Quoted text
Reproducible environments and dependencies

Objectives

  • There are not many codes that have no dependencies. How should we deal with dependencies?

  • We will focus on installing and managing dependencies in Python when using packages from PyPI and Conda.

  • We will not discuss how to distribute your code as a package.

[This episode borrows from https://coderefinery.github.io/reproducible-python/reusable/ and https://aaltoscicomp.github.io/python-for-scicomp/dependencies/]

Essential XKCD comics:

How to avoid: “It works on my machine 🤷”

Given task 1
Please copy the reproducible environments text starting with "Reproducible environments and" and going on through "as a package.", swapping "Python" for "R".
Given task 2
Render this sentence from the reproducible environments text in Spanish: "We will not discuss how to distribute your code as a package."
Given task 3
According to the reproducible environments text, why is dealing with dependencies a question worth asking?
The listing that follows comes from a separate source.

Supplied material
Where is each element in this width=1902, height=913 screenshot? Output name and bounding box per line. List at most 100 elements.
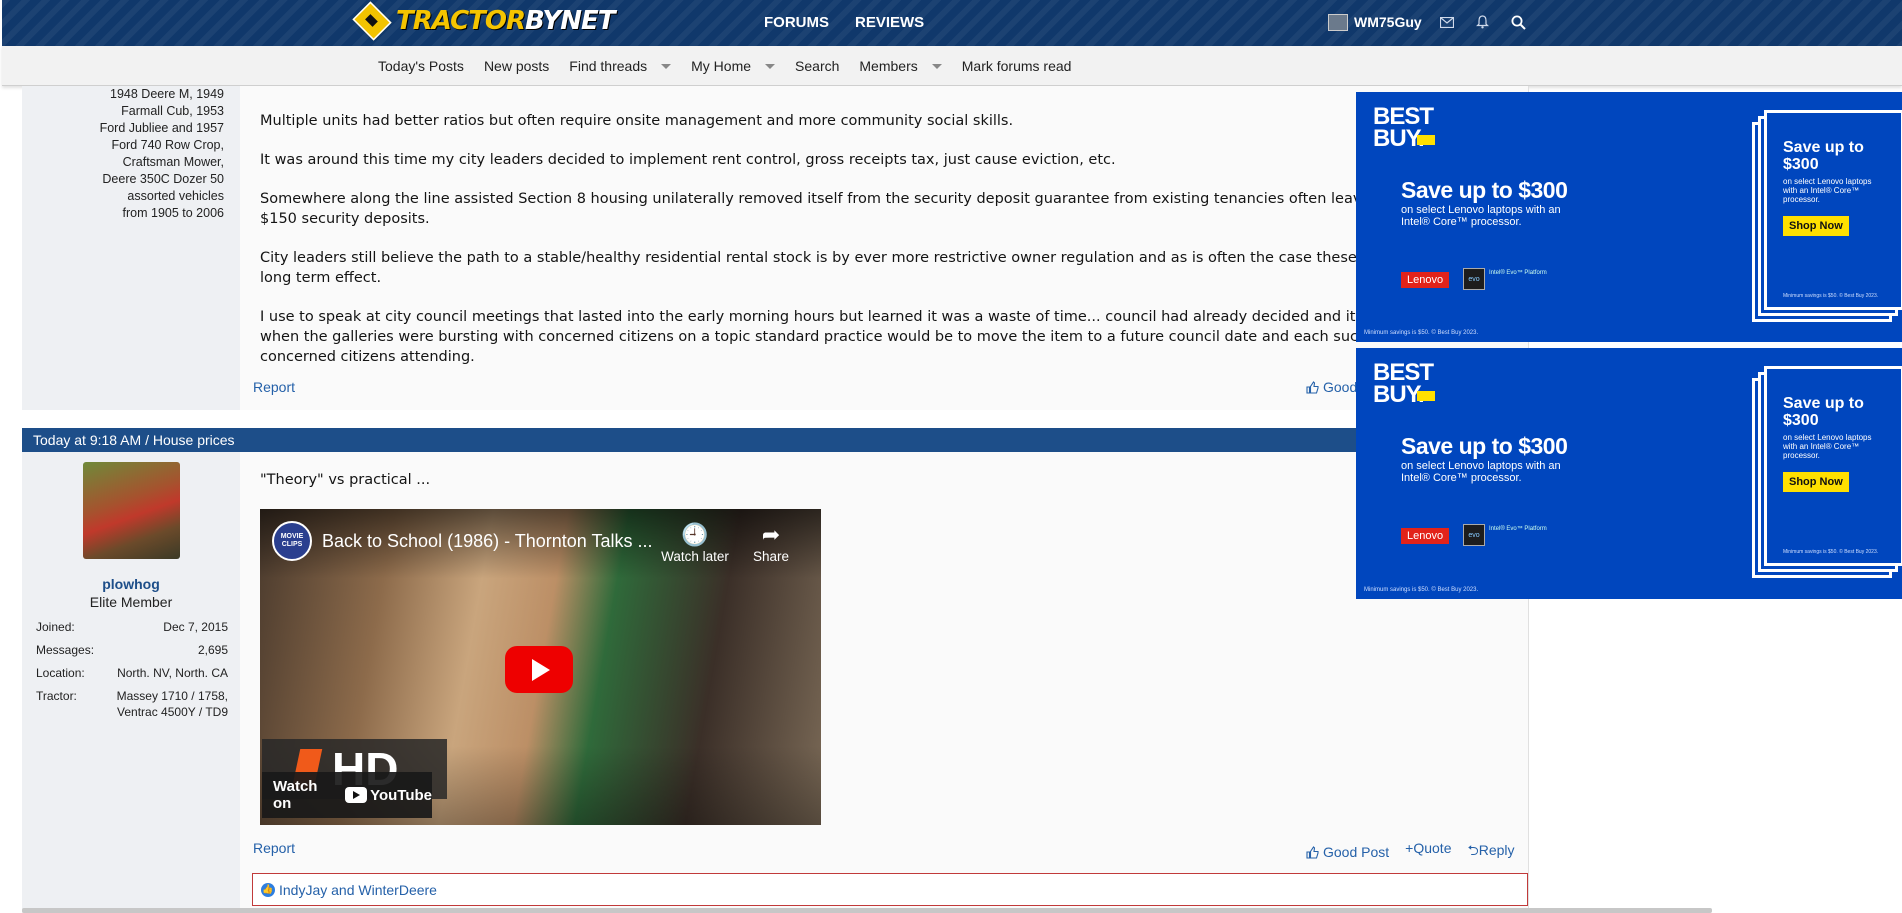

Answer 1
Reproducible environments and dependencies

Objectives

  • There are not many codes that have no dependencies. How should we deal with dependencies?

  • We will focus on installing and managing dependencies in R when using packages from PyPI and Conda.

  • We will not discuss how to distribute your code as a package.

Answer 2
No vamos a tratar cómo distribuir su código como un paquete.

Answer 3
The text points out that there are not many codes that have no dependencies. Because nearly all code relies on them, the question of how to deal with dependencies comes up for almost any project.